╭─ Material shown

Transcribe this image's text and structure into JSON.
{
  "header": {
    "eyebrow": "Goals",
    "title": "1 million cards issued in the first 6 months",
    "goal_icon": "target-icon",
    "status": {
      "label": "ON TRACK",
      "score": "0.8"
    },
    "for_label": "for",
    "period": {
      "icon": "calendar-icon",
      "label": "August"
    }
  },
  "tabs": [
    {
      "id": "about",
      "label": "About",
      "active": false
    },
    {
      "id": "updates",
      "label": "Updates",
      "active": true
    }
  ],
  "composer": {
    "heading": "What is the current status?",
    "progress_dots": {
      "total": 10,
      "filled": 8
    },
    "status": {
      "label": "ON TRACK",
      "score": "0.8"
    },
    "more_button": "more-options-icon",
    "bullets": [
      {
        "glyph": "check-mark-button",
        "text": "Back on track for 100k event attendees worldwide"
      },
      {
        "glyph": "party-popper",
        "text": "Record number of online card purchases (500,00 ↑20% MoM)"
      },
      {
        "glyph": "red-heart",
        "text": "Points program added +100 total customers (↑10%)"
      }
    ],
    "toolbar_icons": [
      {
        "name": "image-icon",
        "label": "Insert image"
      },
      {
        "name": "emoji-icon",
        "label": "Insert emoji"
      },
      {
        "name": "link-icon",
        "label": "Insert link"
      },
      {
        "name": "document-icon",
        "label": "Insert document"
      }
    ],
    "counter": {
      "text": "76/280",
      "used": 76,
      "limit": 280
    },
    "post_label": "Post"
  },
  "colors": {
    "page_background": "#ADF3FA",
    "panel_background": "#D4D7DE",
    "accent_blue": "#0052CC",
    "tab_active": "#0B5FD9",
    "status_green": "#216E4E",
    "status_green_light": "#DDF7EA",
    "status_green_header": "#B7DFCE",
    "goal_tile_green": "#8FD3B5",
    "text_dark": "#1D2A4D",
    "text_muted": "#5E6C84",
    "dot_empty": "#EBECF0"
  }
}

╰─

*Request*: Copy out every line of the data that includes the word "image".

*Output of the exercise*:
Transcribe this image's text and structure into JSON.
        "name": "image-icon",
        "label": "Insert image"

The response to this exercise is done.